## BEGIN
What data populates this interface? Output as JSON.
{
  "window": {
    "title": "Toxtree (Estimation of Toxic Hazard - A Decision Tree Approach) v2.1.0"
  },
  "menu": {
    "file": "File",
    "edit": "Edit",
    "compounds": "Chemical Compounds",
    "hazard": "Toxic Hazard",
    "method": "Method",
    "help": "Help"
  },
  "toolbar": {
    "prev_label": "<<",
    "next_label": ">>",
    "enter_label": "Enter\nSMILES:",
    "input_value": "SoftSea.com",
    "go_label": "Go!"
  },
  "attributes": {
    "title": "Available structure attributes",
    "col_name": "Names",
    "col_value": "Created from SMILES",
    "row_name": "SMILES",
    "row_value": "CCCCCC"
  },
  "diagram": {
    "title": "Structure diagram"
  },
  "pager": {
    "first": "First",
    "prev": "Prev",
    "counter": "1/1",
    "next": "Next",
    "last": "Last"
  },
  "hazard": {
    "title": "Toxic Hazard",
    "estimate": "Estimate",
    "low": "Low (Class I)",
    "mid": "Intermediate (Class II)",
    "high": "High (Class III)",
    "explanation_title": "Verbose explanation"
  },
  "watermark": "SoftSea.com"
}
## END
## BEGIN
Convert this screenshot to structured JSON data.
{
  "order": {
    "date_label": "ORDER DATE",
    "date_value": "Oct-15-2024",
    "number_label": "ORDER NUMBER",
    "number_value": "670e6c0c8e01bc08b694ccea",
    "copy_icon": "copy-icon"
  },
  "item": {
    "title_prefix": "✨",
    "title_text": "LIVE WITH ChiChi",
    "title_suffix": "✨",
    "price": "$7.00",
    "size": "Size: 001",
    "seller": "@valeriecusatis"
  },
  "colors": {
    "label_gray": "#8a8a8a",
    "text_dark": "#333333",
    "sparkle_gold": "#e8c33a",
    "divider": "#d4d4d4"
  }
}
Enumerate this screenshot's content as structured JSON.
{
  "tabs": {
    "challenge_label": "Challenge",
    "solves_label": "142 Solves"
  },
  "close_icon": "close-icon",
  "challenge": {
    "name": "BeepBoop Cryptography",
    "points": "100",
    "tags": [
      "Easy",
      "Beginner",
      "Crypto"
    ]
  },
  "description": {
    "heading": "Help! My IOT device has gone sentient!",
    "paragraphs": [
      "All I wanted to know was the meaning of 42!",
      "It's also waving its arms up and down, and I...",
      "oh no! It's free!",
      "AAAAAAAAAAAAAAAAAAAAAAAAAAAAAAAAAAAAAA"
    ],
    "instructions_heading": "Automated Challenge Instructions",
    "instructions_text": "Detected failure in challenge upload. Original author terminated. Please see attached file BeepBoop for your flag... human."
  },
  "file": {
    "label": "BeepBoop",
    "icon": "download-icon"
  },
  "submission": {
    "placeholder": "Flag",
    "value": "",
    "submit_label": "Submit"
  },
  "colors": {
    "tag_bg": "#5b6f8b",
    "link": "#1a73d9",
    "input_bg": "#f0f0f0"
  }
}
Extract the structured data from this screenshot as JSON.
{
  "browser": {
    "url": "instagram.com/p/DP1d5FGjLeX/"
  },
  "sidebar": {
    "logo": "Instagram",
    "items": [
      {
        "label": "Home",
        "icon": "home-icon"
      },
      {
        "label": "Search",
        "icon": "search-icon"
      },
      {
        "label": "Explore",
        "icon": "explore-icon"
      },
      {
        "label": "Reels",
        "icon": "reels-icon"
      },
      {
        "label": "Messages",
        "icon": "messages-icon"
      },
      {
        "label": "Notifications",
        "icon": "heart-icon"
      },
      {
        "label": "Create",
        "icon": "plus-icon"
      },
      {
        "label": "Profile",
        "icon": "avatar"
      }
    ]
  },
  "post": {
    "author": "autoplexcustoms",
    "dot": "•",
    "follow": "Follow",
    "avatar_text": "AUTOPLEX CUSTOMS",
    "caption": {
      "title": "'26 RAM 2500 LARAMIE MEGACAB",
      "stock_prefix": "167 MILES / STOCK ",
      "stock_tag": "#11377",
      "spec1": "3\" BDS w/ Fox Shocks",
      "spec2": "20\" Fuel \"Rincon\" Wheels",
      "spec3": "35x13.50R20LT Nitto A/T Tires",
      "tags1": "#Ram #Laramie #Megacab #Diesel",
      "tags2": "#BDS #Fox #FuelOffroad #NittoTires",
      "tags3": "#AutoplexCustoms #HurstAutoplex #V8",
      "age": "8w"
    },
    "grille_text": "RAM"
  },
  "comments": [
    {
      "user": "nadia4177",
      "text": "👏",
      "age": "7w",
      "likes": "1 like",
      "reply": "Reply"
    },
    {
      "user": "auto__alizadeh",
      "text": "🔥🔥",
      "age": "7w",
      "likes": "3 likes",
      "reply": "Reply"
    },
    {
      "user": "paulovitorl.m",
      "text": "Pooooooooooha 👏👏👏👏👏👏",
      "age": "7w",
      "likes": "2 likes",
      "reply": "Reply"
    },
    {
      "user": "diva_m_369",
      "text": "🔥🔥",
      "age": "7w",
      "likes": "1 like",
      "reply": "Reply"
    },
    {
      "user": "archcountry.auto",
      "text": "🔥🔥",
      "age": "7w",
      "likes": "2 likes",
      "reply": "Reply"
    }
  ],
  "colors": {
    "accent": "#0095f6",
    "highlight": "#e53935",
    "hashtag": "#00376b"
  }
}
## END
## BEGIN
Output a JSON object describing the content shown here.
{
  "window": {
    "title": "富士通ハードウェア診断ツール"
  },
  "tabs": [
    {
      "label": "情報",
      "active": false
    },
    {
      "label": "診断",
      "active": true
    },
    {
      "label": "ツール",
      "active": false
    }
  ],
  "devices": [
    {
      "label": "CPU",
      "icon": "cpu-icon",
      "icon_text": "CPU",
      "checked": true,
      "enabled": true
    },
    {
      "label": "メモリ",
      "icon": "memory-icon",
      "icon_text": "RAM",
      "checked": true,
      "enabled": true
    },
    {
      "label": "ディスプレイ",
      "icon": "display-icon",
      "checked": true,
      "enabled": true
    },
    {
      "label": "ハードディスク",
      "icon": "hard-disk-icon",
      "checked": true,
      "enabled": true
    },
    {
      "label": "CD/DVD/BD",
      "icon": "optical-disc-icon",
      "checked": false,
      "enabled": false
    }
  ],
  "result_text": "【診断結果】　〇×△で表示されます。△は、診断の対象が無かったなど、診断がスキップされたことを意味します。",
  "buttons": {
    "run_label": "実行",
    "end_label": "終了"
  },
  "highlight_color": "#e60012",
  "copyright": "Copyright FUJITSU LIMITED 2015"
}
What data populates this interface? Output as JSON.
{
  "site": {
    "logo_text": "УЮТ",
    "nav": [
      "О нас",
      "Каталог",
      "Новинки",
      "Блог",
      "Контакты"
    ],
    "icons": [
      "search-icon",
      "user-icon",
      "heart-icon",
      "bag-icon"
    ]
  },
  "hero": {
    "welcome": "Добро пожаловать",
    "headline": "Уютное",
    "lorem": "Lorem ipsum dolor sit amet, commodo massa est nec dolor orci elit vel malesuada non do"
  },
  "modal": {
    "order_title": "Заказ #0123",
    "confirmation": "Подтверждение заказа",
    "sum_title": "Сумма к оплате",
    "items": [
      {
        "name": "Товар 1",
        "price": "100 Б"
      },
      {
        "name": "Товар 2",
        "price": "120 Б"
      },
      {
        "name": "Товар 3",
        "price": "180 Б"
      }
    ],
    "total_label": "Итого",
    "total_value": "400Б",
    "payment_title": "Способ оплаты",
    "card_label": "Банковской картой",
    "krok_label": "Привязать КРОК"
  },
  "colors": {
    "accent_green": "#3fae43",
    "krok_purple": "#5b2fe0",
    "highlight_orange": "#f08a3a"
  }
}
## END
#### The request:
Identify each line containing the string "attributes" and copy it out.

#### Solution for this task:
  "attributes": {
    "title": "Available structure attributes",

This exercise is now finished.